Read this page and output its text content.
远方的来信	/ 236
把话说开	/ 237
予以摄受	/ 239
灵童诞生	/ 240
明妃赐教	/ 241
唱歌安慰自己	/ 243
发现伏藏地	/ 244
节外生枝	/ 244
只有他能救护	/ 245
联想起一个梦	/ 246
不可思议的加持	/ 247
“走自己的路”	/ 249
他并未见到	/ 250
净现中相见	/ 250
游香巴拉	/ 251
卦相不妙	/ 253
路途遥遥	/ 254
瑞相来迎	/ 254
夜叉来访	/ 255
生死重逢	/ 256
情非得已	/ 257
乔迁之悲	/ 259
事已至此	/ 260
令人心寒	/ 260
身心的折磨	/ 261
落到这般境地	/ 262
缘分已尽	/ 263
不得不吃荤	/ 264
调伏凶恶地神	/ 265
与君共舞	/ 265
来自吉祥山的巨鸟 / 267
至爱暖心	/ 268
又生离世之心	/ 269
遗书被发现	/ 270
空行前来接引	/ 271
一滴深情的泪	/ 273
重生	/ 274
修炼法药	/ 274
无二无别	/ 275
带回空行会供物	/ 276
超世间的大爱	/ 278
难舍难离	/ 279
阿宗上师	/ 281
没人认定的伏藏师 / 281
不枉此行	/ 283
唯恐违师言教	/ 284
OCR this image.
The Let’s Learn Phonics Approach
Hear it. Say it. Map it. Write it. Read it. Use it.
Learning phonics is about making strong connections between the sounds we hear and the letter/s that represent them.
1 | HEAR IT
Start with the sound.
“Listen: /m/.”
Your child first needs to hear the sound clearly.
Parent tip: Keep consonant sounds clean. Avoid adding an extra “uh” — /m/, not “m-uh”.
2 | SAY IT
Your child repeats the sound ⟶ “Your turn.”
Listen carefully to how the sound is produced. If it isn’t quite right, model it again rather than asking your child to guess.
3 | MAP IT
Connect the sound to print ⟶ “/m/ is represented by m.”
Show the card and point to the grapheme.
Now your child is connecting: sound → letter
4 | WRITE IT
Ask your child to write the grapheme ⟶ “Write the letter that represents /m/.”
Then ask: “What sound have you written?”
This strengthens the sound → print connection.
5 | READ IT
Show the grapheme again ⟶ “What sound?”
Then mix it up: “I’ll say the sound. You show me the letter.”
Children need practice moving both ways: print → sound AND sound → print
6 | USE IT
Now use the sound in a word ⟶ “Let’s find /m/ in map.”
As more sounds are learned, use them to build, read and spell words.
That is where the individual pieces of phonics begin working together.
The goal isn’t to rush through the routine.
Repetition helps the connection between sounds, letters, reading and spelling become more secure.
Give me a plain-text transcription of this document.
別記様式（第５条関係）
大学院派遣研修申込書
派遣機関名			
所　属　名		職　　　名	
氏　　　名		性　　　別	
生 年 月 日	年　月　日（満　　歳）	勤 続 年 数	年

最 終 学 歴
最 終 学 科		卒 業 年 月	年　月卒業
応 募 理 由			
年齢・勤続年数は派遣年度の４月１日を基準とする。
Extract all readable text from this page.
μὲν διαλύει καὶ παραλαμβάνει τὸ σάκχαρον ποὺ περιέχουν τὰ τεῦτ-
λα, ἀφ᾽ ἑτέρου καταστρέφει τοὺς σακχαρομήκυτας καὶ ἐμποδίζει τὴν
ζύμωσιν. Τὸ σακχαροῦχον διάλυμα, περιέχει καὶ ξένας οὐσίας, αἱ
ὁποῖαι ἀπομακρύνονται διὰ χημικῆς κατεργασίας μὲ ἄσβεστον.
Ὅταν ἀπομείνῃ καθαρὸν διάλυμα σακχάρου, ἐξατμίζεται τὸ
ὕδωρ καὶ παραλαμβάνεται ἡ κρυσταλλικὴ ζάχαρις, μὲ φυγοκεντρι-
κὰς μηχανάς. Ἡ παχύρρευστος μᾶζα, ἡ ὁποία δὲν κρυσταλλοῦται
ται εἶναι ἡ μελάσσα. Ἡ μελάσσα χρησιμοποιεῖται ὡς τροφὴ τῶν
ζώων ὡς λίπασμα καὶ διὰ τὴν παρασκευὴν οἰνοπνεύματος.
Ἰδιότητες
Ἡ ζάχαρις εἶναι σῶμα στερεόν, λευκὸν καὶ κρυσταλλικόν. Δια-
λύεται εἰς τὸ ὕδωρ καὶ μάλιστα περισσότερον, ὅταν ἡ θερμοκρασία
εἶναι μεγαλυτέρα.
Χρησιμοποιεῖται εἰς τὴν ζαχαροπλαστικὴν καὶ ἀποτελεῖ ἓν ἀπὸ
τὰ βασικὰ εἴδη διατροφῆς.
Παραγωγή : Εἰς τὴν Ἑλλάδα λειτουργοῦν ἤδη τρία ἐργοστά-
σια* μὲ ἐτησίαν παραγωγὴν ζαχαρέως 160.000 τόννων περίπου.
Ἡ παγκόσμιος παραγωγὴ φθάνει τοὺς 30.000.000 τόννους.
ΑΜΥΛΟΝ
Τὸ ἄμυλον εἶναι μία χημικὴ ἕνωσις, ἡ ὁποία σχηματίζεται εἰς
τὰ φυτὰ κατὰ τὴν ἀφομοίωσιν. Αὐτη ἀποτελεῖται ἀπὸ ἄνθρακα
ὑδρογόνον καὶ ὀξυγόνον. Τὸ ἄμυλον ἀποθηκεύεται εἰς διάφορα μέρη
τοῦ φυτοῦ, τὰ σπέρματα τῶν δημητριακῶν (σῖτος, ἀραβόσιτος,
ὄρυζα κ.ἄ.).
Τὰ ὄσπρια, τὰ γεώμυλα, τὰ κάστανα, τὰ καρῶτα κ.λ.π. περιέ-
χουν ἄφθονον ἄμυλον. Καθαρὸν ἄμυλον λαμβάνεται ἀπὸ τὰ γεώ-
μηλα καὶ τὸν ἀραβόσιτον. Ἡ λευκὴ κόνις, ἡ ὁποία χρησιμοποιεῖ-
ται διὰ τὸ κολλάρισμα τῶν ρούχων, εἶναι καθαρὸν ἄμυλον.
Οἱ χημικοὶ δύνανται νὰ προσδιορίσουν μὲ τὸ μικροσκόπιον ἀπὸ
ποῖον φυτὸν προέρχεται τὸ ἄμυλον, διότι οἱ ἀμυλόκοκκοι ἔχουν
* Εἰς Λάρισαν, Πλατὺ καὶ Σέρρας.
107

» TASK TO CARRY OUT
Of the lines above, copy each that contains "ἄμυλον".

» SOLUTION BELOW
Τὸ ἄμυλον εἶναι μία χημικὴ ἕνωσις, ἡ ὁποία σχηματίζεται εἰς
ὑδρογόνον καὶ ὀξυγόνον. Τὸ ἄμυλον ἀποθηκεύεται εἰς διάφορα μέρη
χουν ἄφθονον ἄμυλον. Καθαρὸν ἄμυλον λαμβάνεται ἀπὸ τὰ γεώ-
ται διὰ τὸ κολλάρισμα τῶν ρούχων, εἶναι καθαρὸν ἄμυλον.
ποῖον φυτὸν προέρχεται τὸ ἄμυλον, διότι οἱ ἀμυλόκοκκοι ἔχουν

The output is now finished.